Answer these from the excerpt about the LSA secrets store below:
(a) Where can the secrets be extracted from once the obfuscation mechanism is known?
(b) Which function can read the secret values without knowing the algorithm, and which DLL exports it?
(c) What privilege does reading them that way require?

:: Document extract ::

--- BEGIN ---

The LSA secrets store is a protected storage area used the the Local Security Authority (LSA) system in Windows to keep important pieces of information safe from prying eyes. As with Syskey, however, we will see that these secrets are only obfuscated, and once the mechanism is known, we can extract them from the registry with ease. Even without knowing the obfuscation algorithm, however, it is possible to read the values of this data using the LsarQuerySecret function exported by lsasrv.dll, but only if one has the LocalSystem privilege (for example, if the process is running under the SYSTEM account).

--- END ---

:: Data shown ::
--- BEGIN ---

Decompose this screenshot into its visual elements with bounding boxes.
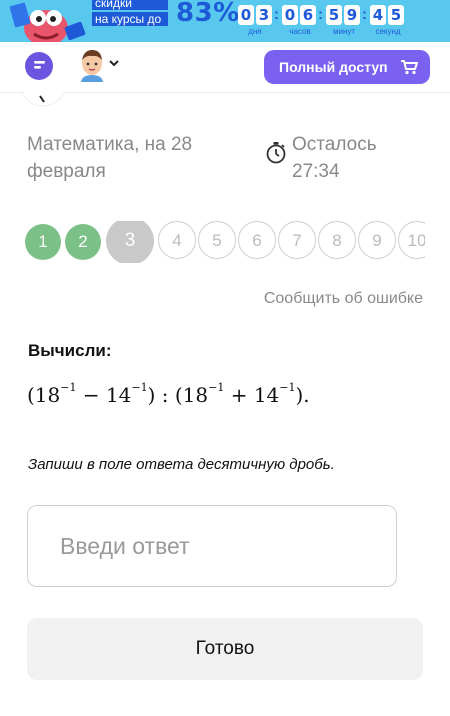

--- END ---

:: Exercise output ::
(a) The registry.
(b) LsarQuerySecret, exported by lsasrv.dll.
(c) The LocalSystem privilege, for example when the process runs under the SYSTEM account.